● 原文
────────────────────────────────────────

# Eager Execution
- eager execution -> chainerのようにDefine-by-Runでモデルを記述する
- 計算グラフの構築をせずに、即座にオペレーションの評価をする計算環境
- eager executionは、実験のための柔軟なプラットフォーム
    - 直感的
    - 簡単なデバッグ
    - 自然な計算フロー:pythonのコードと同じように書ける

https://www.tensorflow.org/guide/eager

# basic usage

In [1]:
from __future__ import absolute_import, division, print_function

import tensorflow as tf

tf.enable_eager_execution() # eager executionの実行用
# 計算グラフを構築しないで、すぐに値を返す

  from ._conv import register_converters as _register_converters


In [2]:
tf.executing_eagerly()

True

In [3]:
x = [[2.]]
m = tf.matmul(x, x)
print("hello, {}".format(m)) 

hello, [[4.]]


- Numpyはtf.Tensorを扱える
- TensorFlowのmath operationはNumpyArrayに変換可能(tf.Tensor.numpy method)

In [4]:
a = tf.constant([[1, 2],
                 [3, 4]])
print(a)

tf.Tensor(
[[1 2]
 [3 4]], shape=(2, 2), dtype=int32)


In [5]:
b = tf.add(a, 1)
print(b)

tf.Tensor(
[[2 3]
 [4 5]], shape=(2, 2), dtype=int32)


In [6]:
import numpy as np
# a,bはtf.Tensor
c = np.multiply(a, b)
print(c)

[[ 2  6]
 [12 20]]


In [7]:
print(type(a))

<class 'EagerTensor'>


In [8]:
# Numpy.arrayに変換
print(a.numpy())

[[1 2]
 [3 4]]


# Dynamic control flow
- eager executionの嬉しいところは、ホスト言語の機能を利用可能なところ

In [9]:
def fizzbuzz(max_num):
    counter = tf.constant(0)
    max_num = tf.convert_to_tensor(max_num)
    for num in range(max_num.numpy()):
        num = tf.constant(num)
        if int(num % 3) == 0 and int(num % 5) == 0:
            print('FizzBuzz')
        elif int(num % 3) == 0:
            print('Fizz')
        elif int(num % 5) == 0:
            print('Buzz')
        else:
            print(num)
        counter += 1
    return counter

In [10]:
fizzbuzz(10)

FizzBuzz
tf.Tensor(1, shape=(), dtype=int32)
tf.Tensor(2, shape=(), dtype=int32)
Fizz
tf.Tensor(4, shape=(), dtype=int32)

────────────────────────────────────────

● 作業指示 1
原文では、eager executionの嬉しいところは何だと述べられていますか。
● 作業指示 2
データ行を先頭から「donut-labels: 石油等/廃棄物 7.4%」を含む行まで書き出し、その範囲にある「stacked-bar」を「積み上げ棒」に差し替えてください。
これらの行は原文とは無関係です。

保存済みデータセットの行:
────────────────────────────────────────

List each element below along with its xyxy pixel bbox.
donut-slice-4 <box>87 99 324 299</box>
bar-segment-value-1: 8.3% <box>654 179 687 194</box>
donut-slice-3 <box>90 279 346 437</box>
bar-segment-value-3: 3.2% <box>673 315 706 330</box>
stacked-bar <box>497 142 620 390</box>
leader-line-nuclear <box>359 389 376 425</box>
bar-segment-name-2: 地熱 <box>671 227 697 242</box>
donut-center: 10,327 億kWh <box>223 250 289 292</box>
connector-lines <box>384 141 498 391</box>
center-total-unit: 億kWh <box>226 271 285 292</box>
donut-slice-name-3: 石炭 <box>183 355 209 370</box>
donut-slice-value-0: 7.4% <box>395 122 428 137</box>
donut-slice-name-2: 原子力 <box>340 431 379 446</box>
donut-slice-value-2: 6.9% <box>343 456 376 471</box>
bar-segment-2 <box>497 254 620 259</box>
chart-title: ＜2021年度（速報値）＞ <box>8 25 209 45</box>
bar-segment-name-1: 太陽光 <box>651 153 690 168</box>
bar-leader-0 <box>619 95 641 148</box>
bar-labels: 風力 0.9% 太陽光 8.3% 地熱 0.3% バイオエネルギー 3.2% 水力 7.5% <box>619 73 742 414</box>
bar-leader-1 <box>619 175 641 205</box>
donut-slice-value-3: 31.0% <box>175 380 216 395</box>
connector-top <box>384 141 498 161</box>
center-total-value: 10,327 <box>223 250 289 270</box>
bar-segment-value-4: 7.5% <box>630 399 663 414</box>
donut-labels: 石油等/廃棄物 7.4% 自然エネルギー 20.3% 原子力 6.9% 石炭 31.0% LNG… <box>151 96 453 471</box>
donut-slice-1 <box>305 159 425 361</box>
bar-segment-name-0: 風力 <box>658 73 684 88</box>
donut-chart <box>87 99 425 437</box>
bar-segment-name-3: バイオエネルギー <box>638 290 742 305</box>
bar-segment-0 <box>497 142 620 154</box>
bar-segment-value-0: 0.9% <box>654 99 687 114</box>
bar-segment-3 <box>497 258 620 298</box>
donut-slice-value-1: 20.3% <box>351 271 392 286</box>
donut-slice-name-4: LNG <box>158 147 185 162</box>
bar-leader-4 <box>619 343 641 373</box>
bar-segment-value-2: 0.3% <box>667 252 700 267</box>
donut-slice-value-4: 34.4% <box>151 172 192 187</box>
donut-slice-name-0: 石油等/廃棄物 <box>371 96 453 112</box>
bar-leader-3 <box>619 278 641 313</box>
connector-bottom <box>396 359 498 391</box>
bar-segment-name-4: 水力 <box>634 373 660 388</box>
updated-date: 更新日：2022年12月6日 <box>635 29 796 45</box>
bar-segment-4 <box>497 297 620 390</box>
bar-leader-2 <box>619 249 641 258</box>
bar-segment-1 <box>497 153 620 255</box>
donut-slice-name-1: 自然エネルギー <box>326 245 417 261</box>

────────────────────────────────────────

● 解答 1
ホスト言語の機能を利用可能なところです。

● 解答 2
List each element below along with its xyxy pixel bbox.
donut-slice-4 <box>87 99 324 299</box>
bar-segment-value-1: 8.3% <box>654 179 687 194</box>
donut-slice-3 <box>90 279 346 437</box>
bar-segment-value-3: 3.2% <box>673 315 706 330</box>
積み上げ棒 <box>497 142 620 390</box>
leader-line-nuclear <box>359 389 376 425</box>
bar-segment-name-2: 地熱 <box>671 227 697 242</box>
donut-center: 10,327 億kWh <box>223 250 289 292</box>
connector-lines <box>384 141 498 391</box>
center-total-unit: 億kWh <box>226 271 285 292</box>
donut-slice-name-3: 石炭 <box>183 355 209 370</box>
donut-slice-value-0: 7.4% <box>395 122 428 137</box>
donut-slice-name-2: 原子力 <box>340 431 379 446</box>
donut-slice-value-2: 6.9% <box>343 456 376 471</box>
bar-segment-2 <box>497 254 620 259</box>
chart-title: ＜2021年度（速報値）＞ <box>8 25 209 45</box>
bar-segment-name-1: 太陽光 <box>651 153 690 168</box>
bar-leader-0 <box>619 95 641 148</box>
bar-labels: 風力 0.9% 太陽光 8.3% 地熱 0.3% バイオエネルギー 3.2% 水力 7.5% <box>619 73 742 414</box>
bar-leader-1 <box>619 175 641 205</box>
donut-slice-value-3: 31.0% <box>175 380 216 395</box>
connector-top <box>384 141 498 161</box>
center-total-value: 10,327 <box>223 250 289 270</box>
bar-segment-value-4: 7.5% <box>630 399 663 414</box>
donut-labels: 石油等/廃棄物 7.4% 自然エネルギー 20.3% 原子力 6.9% 石炭 31.0% LNG… <box>151 96 453 471</box>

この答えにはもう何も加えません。